## Source material
□ □ □

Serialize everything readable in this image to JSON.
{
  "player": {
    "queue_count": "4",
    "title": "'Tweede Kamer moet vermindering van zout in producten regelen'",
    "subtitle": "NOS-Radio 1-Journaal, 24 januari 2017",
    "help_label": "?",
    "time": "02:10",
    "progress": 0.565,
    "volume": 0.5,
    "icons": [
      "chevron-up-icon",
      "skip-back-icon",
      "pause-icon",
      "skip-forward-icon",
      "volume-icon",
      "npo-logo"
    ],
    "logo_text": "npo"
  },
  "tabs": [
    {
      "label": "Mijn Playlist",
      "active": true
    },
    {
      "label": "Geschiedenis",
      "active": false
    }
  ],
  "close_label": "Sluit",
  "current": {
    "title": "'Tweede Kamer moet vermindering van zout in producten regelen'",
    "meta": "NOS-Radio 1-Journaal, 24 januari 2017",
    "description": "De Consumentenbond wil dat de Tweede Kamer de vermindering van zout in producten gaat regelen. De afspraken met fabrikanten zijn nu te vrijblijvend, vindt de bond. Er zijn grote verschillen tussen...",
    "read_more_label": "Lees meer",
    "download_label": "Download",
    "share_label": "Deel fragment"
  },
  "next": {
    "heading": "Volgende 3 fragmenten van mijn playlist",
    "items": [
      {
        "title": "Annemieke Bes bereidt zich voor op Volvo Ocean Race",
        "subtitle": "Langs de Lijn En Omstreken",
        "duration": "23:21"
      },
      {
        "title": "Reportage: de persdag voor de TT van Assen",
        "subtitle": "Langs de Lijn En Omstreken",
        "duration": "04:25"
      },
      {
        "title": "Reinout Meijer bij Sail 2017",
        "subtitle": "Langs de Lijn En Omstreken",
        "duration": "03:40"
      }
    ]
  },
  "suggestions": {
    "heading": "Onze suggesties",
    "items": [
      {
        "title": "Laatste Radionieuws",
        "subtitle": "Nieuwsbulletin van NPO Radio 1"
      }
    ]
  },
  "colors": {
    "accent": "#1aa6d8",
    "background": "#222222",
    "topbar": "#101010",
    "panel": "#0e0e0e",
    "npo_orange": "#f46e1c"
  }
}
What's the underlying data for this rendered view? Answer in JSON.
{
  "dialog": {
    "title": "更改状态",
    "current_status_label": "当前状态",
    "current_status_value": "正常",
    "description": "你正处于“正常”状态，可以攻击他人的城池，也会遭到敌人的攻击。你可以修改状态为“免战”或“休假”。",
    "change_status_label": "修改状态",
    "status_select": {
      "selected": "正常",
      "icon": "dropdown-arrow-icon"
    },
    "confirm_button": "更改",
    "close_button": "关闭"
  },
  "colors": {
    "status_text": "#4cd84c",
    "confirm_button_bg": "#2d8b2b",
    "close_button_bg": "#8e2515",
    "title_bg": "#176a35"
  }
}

□ □ □

## Required work
Would you give the material above again, complete and exact?

## The result
Serialize everything readable in this image to JSON.
{
  "player": {
    "queue_count": "4",
    "title": "'Tweede Kamer moet vermindering van zout in producten regelen'",
    "subtitle": "NOS-Radio 1-Journaal, 24 januari 2017",
    "help_label": "?",
    "time": "02:10",
    "progress": 0.565,
    "volume": 0.5,
    "icons": [
      "chevron-up-icon",
      "skip-back-icon",
      "pause-icon",
      "skip-forward-icon",
      "volume-icon",
      "npo-logo"
    ],
    "logo_text": "npo"
  },
  "tabs": [
    {
      "label": "Mijn Playlist",
      "active": true
    },
    {
      "label": "Geschiedenis",
      "active": false
    }
  ],
  "close_label": "Sluit",
  "current": {
    "title": "'Tweede Kamer moet vermindering van zout in producten regelen'",
    "meta": "NOS-Radio 1-Journaal, 24 januari 2017",
    "description": "De Consumentenbond wil dat de Tweede Kamer de vermindering van zout in producten gaat regelen. De afspraken met fabrikanten zijn nu te vrijblijvend, vindt de bond. Er zijn grote verschillen tussen...",
    "read_more_label": "Lees meer",
    "download_label": "Download",
    "share_label": "Deel fragment"
  },
  "next": {
    "heading": "Volgende 3 fragmenten van mijn playlist",
    "items": [
      {
        "title": "Annemieke Bes bereidt zich voor op Volvo Ocean Race",
        "subtitle": "Langs de Lijn En Omstreken",
        "duration": "23:21"
      },
      {
        "title": "Reportage: de persdag voor de TT van Assen",
        "subtitle": "Langs de Lijn En Omstreken",
        "duration": "04:25"
      },
      {
        "title": "Reinout Meijer bij Sail 2017",
        "subtitle": "Langs de Lijn En Omstreken",
        "duration": "03:40"
      }
    ]
  },
  "suggestions": {
    "heading": "Onze suggesties",
    "items": [
      {
        "title": "Laatste Radionieuws",
        "subtitle": "Nieuwsbulletin van NPO Radio 1"
      }
    ]
  },
  "colors": {
    "accent": "#1aa6d8",
    "background": "#222222",
    "topbar": "#101010",
    "panel": "#0e0e0e",
    "npo_orange": "#f46e1c"
  }
}
What's the underlying data for this rendered view? Answer in JSON.
{
  "dialog": {
    "title": "更改状态",
    "current_status_label": "当前状态",
    "current_status_value": "正常",
    "description": "你正处于“正常”状态，可以攻击他人的城池，也会遭到敌人的攻击。你可以修改状态为“免战”或“休假”。",
    "change_status_label": "修改状态",
    "status_select": {
      "selected": "正常",
      "icon": "dropdown-arrow-icon"
    },
    "confirm_button": "更改",
    "close_button": "关闭"
  },
  "colors": {
    "status_text": "#4cd84c",
    "confirm_button_bg": "#2d8b2b",
    "close_button_bg": "#8e2515",
    "title_bg": "#176a35"
  }
}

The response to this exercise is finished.